» **DIRECTIONS FOR THIS TASK**
Copy out every line in which the string "Nowa" occurs.

# start of SOURCE MATERIAL

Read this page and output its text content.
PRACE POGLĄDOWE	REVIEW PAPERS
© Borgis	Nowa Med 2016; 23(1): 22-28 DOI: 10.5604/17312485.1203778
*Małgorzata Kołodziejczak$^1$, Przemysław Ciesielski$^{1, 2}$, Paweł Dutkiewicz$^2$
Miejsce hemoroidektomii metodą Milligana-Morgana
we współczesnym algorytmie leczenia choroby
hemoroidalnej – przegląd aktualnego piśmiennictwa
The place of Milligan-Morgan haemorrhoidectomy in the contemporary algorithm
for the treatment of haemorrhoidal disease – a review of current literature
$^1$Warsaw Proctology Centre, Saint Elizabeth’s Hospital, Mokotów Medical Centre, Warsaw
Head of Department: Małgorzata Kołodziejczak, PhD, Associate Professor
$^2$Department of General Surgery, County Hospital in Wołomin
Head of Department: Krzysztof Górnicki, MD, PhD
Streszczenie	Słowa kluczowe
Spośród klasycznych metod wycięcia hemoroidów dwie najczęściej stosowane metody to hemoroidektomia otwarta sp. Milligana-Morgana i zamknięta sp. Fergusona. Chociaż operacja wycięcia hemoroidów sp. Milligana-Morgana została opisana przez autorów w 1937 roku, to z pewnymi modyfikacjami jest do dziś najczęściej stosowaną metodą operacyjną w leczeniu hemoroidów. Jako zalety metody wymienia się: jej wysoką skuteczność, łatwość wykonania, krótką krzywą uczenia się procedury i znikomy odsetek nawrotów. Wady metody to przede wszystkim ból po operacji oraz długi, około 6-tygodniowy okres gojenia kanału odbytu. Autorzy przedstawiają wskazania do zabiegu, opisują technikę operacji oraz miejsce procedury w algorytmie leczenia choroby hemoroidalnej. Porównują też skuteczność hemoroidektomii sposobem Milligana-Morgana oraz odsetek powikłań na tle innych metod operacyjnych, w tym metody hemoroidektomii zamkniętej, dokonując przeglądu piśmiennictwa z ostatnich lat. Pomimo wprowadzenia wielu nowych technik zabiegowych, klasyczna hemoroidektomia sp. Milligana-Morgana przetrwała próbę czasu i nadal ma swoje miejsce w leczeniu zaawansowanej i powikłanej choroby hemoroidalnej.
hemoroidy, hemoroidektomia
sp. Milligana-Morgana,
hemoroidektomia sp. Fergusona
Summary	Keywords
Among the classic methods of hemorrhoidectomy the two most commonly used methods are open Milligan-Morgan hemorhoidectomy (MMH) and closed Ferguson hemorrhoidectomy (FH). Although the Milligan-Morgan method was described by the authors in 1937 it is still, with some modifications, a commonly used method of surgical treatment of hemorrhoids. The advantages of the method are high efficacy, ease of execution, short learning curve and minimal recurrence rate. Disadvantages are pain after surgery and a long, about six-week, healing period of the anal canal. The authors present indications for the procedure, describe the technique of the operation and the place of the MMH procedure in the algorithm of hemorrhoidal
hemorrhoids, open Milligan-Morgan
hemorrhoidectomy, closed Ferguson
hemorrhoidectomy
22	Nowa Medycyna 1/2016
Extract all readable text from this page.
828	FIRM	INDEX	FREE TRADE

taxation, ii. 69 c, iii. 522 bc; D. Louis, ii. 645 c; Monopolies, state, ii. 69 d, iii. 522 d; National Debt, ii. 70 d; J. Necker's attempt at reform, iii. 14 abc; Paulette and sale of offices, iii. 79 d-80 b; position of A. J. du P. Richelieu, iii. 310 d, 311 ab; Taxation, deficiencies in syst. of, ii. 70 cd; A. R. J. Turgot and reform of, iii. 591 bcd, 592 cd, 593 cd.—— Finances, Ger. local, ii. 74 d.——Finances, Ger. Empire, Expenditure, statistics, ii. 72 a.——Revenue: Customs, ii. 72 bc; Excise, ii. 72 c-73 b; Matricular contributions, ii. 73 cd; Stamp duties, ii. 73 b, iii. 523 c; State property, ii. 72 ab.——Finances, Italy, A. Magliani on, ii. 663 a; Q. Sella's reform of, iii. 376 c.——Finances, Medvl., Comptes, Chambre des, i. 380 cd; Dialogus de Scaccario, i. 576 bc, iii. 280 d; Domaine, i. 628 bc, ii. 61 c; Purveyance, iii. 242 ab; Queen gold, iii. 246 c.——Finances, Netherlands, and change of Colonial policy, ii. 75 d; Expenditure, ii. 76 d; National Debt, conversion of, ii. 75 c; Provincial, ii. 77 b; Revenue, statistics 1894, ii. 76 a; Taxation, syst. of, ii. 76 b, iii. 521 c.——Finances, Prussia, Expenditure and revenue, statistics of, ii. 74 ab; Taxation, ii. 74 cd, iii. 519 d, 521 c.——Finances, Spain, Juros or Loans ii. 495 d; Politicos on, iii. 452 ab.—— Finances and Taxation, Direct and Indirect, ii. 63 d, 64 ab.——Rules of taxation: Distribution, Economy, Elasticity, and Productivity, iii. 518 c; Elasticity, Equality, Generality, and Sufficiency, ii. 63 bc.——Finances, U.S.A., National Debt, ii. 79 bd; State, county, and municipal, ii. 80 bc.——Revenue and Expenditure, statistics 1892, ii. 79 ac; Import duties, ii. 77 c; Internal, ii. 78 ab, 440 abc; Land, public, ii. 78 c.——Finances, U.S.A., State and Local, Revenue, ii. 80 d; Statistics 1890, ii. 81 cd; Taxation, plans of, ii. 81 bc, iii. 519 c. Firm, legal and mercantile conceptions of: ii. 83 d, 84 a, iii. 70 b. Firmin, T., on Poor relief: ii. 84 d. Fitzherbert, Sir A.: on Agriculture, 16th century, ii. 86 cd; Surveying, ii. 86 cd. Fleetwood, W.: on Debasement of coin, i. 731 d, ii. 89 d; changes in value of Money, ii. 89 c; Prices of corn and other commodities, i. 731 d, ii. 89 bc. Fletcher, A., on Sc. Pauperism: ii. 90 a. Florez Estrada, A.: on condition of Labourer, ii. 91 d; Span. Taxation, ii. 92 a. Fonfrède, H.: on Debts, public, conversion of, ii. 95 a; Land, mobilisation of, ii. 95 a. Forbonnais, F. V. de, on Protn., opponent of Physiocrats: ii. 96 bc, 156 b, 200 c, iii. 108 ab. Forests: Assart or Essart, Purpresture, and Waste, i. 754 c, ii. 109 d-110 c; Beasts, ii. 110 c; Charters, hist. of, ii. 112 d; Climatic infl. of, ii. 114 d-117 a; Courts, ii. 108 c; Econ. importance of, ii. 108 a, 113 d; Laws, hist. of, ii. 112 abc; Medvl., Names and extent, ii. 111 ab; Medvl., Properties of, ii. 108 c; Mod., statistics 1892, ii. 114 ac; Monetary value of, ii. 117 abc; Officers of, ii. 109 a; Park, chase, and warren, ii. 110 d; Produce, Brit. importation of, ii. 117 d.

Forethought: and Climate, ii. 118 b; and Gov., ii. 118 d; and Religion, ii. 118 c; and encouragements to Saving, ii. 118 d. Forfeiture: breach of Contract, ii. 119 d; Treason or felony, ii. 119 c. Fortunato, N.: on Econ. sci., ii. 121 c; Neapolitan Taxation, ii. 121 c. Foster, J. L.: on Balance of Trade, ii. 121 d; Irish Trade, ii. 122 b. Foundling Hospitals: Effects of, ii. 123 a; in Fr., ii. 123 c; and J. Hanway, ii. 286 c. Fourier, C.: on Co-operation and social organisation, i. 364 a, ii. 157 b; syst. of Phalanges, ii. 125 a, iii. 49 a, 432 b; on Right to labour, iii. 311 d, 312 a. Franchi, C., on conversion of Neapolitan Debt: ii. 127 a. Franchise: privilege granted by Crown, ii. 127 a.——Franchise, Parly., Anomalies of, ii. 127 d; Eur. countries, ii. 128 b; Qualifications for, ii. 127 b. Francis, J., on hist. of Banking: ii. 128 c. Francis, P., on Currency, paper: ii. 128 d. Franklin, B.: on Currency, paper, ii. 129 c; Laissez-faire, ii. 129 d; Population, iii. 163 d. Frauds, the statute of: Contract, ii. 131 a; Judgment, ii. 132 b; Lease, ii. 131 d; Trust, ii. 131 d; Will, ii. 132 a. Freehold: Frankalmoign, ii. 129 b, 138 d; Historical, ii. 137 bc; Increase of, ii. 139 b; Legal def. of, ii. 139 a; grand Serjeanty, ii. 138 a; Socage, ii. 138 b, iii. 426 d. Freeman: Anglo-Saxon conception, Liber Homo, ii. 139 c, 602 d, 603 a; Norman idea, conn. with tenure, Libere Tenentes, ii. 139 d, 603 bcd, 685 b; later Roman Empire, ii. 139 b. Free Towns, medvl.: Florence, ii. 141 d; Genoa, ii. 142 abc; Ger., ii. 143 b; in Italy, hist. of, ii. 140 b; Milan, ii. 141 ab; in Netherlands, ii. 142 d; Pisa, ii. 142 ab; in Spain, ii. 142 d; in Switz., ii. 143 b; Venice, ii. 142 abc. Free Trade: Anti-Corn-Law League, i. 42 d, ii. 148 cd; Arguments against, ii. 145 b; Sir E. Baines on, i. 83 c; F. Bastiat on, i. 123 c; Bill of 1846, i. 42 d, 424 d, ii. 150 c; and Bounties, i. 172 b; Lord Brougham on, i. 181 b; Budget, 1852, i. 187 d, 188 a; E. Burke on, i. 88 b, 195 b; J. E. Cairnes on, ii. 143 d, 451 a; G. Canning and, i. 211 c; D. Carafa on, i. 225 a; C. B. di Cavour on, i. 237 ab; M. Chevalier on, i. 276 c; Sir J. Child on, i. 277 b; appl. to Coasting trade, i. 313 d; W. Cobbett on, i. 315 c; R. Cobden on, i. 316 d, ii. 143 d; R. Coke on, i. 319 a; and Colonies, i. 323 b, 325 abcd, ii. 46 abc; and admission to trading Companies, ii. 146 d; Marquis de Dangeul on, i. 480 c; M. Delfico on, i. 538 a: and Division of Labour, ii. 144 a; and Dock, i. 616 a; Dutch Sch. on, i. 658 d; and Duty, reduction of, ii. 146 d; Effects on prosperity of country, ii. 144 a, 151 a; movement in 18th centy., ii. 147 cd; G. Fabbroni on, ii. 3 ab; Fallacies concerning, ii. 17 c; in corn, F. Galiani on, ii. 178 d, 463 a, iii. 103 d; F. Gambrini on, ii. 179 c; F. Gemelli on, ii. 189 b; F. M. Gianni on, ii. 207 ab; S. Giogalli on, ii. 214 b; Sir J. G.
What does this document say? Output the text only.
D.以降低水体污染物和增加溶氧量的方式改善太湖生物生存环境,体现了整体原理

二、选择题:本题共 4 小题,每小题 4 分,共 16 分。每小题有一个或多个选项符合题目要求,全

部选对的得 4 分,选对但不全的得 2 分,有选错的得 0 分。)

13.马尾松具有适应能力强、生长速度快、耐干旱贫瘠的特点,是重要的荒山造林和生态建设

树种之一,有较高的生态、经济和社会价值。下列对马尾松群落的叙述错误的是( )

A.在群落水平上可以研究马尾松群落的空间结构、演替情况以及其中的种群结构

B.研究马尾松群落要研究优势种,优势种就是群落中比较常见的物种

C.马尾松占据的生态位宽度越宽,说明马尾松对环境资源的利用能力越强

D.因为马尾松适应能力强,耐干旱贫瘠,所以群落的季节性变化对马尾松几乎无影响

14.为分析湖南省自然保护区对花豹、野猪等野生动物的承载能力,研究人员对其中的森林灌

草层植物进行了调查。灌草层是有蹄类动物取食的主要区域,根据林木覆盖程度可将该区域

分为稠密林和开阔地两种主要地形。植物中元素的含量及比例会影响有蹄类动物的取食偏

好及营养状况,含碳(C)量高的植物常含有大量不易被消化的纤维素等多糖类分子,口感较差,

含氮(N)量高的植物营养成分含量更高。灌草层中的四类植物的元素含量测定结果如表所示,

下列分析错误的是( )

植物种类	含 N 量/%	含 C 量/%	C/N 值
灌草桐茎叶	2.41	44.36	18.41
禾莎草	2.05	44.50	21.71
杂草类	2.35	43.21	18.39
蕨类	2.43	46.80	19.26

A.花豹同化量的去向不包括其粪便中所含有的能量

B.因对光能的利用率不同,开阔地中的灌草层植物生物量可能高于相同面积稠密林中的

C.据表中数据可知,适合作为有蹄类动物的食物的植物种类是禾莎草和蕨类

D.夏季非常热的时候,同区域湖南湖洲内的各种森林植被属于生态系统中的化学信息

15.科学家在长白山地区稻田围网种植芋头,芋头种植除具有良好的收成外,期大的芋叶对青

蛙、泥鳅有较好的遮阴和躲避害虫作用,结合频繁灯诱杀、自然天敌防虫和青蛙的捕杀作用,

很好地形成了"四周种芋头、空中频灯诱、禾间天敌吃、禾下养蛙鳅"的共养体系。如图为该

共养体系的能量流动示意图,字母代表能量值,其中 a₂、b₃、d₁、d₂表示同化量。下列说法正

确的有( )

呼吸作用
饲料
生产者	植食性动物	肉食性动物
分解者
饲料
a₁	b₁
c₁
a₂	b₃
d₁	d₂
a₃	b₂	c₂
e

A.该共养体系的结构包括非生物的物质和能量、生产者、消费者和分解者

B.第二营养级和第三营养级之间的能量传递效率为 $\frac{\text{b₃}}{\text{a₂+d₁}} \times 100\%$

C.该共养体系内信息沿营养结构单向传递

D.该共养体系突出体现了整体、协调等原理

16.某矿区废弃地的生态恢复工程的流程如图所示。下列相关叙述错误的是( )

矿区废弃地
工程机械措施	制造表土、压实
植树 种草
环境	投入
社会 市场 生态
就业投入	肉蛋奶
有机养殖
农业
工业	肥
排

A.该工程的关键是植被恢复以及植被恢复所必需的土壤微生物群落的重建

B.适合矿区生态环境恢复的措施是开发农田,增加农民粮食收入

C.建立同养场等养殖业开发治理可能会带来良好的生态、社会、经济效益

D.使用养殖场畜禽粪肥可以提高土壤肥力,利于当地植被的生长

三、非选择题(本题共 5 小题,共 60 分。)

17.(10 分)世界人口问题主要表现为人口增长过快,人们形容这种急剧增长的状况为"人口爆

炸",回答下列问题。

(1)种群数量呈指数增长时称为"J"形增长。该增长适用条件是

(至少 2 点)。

# end of SOURCE MATERIAL

» **SOLUTION TO THIS EXERCISE**
© Borgis	Nowa Med 2016; 23(1): 22-28 DOI: 10.5604/17312485.1203778
22	Nowa Medycyna 1/2016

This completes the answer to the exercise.